(TASKS AND EXERCISES)
a – In the passage on the cloud, from whom do people buy?
b – Set down the portion of the passage on the cloud starting at "The cloud is important, because" and ending at "can become likeable.", reproducing it word for word.
c – Take the passage on the cloud further, beginning after its final sentence.

---------- EXCERPTED TEXT

They are not simply trying to create a new app for the cloud. But they are addressing the solutions that were created by building the cloud -- how do I take all of my separateness and disjointed life, which was disguised by my involvement in megalithic singular channels of content, institutions, and commodities, and translate it into sense? 

Make It Rain

(photo courtesy of Vilkskogen on Flickr, Creative Commons License)

The cloud is important, because the cloud is both the solution and the metaphor for the New Problem Set.  It allows developers to organize all those currently active cultural interactions we process every day – shopping, driving to work, parking our car, changing money, planning travel – and turn them into abstract objects on the web.

The reason you have to have great design is that an abstracted object is now not immediately understood in mechanical terms like language, sound, or smell. It’s a piece of code.

Like I said in one of my tweets, people buy from people they like. They invest in people they like. Your product has to be a person that someone likes.  Abstract code can instantaneously be delivered from the cloud into a meaningful cultural object. It can become likeable.

When that happens, you have managed the disruption.

--------------------
---------- THE DATA

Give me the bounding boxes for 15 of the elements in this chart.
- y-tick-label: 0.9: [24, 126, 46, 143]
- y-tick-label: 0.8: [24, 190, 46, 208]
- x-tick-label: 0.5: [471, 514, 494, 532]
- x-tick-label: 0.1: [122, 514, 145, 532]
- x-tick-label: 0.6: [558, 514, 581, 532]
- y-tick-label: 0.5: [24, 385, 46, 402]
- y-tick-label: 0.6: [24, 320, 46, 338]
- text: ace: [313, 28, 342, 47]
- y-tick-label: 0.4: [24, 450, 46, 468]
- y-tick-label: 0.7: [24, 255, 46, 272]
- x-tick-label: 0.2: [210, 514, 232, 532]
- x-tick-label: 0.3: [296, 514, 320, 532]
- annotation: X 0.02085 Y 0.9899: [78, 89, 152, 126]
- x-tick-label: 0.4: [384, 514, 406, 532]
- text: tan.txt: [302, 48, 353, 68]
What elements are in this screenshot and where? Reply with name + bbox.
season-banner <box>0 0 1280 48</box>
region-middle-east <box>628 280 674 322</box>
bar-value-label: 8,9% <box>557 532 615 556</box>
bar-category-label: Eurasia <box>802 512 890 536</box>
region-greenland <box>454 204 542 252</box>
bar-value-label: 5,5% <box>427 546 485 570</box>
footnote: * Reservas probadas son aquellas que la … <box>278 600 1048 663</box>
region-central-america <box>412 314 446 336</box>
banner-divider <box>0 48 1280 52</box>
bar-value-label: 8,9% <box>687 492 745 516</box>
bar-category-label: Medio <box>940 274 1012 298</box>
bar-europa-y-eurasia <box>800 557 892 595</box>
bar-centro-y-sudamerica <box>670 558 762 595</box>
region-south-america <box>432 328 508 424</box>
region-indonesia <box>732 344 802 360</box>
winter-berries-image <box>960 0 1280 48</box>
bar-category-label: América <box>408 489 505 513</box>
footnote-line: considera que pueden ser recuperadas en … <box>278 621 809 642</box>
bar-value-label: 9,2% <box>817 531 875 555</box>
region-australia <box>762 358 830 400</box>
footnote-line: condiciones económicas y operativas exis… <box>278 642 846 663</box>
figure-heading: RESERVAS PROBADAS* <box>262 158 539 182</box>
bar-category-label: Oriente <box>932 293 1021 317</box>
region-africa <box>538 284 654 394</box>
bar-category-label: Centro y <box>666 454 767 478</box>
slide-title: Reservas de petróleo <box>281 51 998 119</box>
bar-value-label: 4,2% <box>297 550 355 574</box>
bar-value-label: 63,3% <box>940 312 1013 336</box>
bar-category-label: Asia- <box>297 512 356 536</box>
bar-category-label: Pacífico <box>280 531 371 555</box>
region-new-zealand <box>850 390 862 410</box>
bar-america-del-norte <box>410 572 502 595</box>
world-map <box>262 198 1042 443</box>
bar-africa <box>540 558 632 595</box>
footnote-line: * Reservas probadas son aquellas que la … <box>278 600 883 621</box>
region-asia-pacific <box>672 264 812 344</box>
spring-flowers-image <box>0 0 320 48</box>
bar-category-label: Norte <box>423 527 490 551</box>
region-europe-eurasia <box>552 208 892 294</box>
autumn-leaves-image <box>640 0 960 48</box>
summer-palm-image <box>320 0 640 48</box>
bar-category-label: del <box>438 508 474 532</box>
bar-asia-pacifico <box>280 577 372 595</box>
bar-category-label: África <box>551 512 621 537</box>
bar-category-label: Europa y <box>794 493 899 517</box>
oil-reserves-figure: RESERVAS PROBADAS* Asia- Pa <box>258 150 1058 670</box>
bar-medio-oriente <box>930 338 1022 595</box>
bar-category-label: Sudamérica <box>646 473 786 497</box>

--------------------

(RESPONSES BY ITEM NUMBER)
a – People buy from people they like.

b –
The cloud is important, because the cloud is both the solution and the metaphor for the New Problem Set.  It allows developers to organize all those currently active cultural interactions we process every day – shopping, driving to work, parking our car, changing money, planning travel – and turn them into abstract objects on the web.

The reason you have to have great design is that an abstracted object is now not immediately understood in mechanical terms like language, sound, or smell. It’s a piece of code.

Like I said in one of my tweets, people buy from people they like. They invest in people they like. Your product has to be a person that someone likes.  Abstract code can instantaneously be delivered from the cloud into a meaningful cultural object. It can become likeable.

c –
Developers, Manage Your Code

 Managed code is a managed lifestyle. Articulated sub-layers of code packaged into meaningful cultural sense – like a good UI that makes the abstract mental action as clear as the physical action – means you are building a real product.

I think that when investors are looking for great products, they are of course looking for well-articulated encoded objects that come out of the database.

Travel Depends on a Kind of Forethought to Create the Future

When I look at Georama, another DEMO Conference presenter, I am looking at a company that is trying to take all the existing APIs and data for travel and put them in a portal. But that’s not the problem that needs to be solved. A traveler likes going from one site to the next to find data and information about weather and hotel pricing.

When I went with a friend to Costa Rica, her sister joined us. As she prepared, she would take the screenshots of the weather being reported in San Jose and paste them on her Facebook page. I would work on Hipmunk and try to find the right prices. My friend bought the tickets. Yes, it was a three-person experience. But it was forethought and planning, and a kind of curating, too. Travel needs planning, and that happens by looking at other experiences.

Why do we travel? We travel to get away from work. What does planning for travel do? It helps us prime the engine for the vacation. It’s the subtle experience of finding out something about a place we’ve never been. When we look at other people's experiences, we can gain a better understanding of what we want to do in the future.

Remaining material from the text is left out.